**TASK**
Your task is to restate the data word for word.
* start *
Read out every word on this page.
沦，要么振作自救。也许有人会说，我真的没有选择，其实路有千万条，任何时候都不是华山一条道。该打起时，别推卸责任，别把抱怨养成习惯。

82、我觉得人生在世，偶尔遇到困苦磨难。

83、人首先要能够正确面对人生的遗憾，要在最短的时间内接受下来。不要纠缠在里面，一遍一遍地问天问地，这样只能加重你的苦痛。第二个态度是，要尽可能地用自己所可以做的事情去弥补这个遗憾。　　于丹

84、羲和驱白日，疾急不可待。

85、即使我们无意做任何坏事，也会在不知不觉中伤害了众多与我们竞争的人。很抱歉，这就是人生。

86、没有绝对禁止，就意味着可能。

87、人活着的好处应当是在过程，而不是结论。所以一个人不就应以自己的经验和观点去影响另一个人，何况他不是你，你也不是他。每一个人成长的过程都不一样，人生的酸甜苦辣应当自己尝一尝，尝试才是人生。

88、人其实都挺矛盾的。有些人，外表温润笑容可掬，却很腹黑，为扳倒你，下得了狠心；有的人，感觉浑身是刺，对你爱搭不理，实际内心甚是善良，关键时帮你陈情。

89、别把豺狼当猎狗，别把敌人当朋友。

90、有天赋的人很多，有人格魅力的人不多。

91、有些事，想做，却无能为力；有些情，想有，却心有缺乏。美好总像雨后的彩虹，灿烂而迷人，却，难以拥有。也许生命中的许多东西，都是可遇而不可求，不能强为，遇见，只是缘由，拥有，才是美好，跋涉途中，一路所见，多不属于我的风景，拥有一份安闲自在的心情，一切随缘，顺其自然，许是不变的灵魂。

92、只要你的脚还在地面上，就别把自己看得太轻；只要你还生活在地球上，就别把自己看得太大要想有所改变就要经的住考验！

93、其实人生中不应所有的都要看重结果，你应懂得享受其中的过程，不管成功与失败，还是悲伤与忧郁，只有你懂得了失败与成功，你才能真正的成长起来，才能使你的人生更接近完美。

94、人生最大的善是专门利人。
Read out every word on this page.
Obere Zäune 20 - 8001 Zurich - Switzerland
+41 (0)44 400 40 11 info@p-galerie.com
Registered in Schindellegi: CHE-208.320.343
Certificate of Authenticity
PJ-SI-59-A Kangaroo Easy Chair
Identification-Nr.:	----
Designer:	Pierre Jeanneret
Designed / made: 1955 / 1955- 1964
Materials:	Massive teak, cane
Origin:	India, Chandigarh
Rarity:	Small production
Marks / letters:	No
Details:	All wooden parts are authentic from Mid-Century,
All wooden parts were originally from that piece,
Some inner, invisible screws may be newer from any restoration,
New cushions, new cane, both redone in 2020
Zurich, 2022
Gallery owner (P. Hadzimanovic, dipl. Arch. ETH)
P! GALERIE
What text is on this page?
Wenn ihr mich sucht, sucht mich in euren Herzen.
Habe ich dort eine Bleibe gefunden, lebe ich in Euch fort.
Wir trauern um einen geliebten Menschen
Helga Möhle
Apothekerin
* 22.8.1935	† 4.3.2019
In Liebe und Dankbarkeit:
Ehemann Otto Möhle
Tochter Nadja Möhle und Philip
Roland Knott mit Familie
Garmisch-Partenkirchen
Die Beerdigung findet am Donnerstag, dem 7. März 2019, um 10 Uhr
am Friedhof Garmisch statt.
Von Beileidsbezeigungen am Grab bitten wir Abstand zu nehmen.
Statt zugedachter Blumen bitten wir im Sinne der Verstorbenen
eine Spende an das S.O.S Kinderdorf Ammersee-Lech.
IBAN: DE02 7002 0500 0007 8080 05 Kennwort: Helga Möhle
* end *
**FINISHED ANSWER**
Read out every word on this page.
沦，要么振作自救。也许有人会说，我真的没有选择，其实路有千万条，任何时候都不是华山一条道。该打起时，别推卸责任，别把抱怨养成习惯。

82、我觉得人生在世，偶尔遇到困苦磨难。

83、人首先要能够正确面对人生的遗憾，要在最短的时间内接受下来。不要纠缠在里面，一遍一遍地问天问地，这样只能加重你的苦痛。第二个态度是，要尽可能地用自己所可以做的事情去弥补这个遗憾。　　于丹

84、羲和驱白日，疾急不可待。

85、即使我们无意做任何坏事，也会在不知不觉中伤害了众多与我们竞争的人。很抱歉，这就是人生。

86、没有绝对禁止，就意味着可能。

87、人活着的好处应当是在过程，而不是结论。所以一个人不就应以自己的经验和观点去影响另一个人，何况他不是你，你也不是他。每一个人成长的过程都不一样，人生的酸甜苦辣应当自己尝一尝，尝试才是人生。

88、人其实都挺矛盾的。有些人，外表温润笑容可掬，却很腹黑，为扳倒你，下得了狠心；有的人，感觉浑身是刺，对你爱搭不理，实际内心甚是善良，关键时帮你陈情。

89、别把豺狼当猎狗，别把敌人当朋友。

90、有天赋的人很多，有人格魅力的人不多。

91、有些事，想做，却无能为力；有些情，想有，却心有缺乏。美好总像雨后的彩虹，灿烂而迷人，却，难以拥有。也许生命中的许多东西，都是可遇而不可求，不能强为，遇见，只是缘由，拥有，才是美好，跋涉途中，一路所见，多不属于我的风景，拥有一份安闲自在的心情，一切随缘，顺其自然，许是不变的灵魂。

92、只要你的脚还在地面上，就别把自己看得太轻；只要你还生活在地球上，就别把自己看得太大要想有所改变就要经的住考验！

93、其实人生中不应所有的都要看重结果，你应懂得享受其中的过程，不管成功与失败，还是悲伤与忧郁，只有你懂得了失败与成功，你才能真正的成长起来，才能使你的人生更接近完美。

94、人生最大的善是专门利人。
Read out every word on this page.
Obere Zäune 20 - 8001 Zurich - Switzerland
+41 (0)44 400 40 11 info@p-galerie.com
Registered in Schindellegi: CHE-208.320.343
Certificate of Authenticity
PJ-SI-59-A Kangaroo Easy Chair
Identification-Nr.:	----
Designer:	Pierre Jeanneret
Designed / made: 1955 / 1955- 1964
Materials:	Massive teak, cane
Origin:	India, Chandigarh
Rarity:	Small production
Marks / letters:	No
Details:	All wooden parts are authentic from Mid-Century,
All wooden parts were originally from that piece,
Some inner, invisible screws may be newer from any restoration,
New cushions, new cane, both redone in 2020
Zurich, 2022
Gallery owner (P. Hadzimanovic, dipl. Arch. ETH)
P! GALERIE
What text is on this page?
Wenn ihr mich sucht, sucht mich in euren Herzen.
Habe ich dort eine Bleibe gefunden, lebe ich in Euch fort.
Wir trauern um einen geliebten Menschen
Helga Möhle
Apothekerin
* 22.8.1935	† 4.3.2019
In Liebe und Dankbarkeit:
Ehemann Otto Möhle
Tochter Nadja Möhle und Philip
Roland Knott mit Familie
Garmisch-Partenkirchen
Die Beerdigung findet am Donnerstag, dem 7. März 2019, um 10 Uhr
am Friedhof Garmisch statt.
Von Beileidsbezeigungen am Grab bitten wir Abstand zu nehmen.
Statt zugedachter Blumen bitten wir im Sinne der Verstorbenen
eine Spende an das S.O.S Kinderdorf Ammersee-Lech.
IBAN: DE02 7002 0500 0007 8080 05 Kennwort: Helga Möhle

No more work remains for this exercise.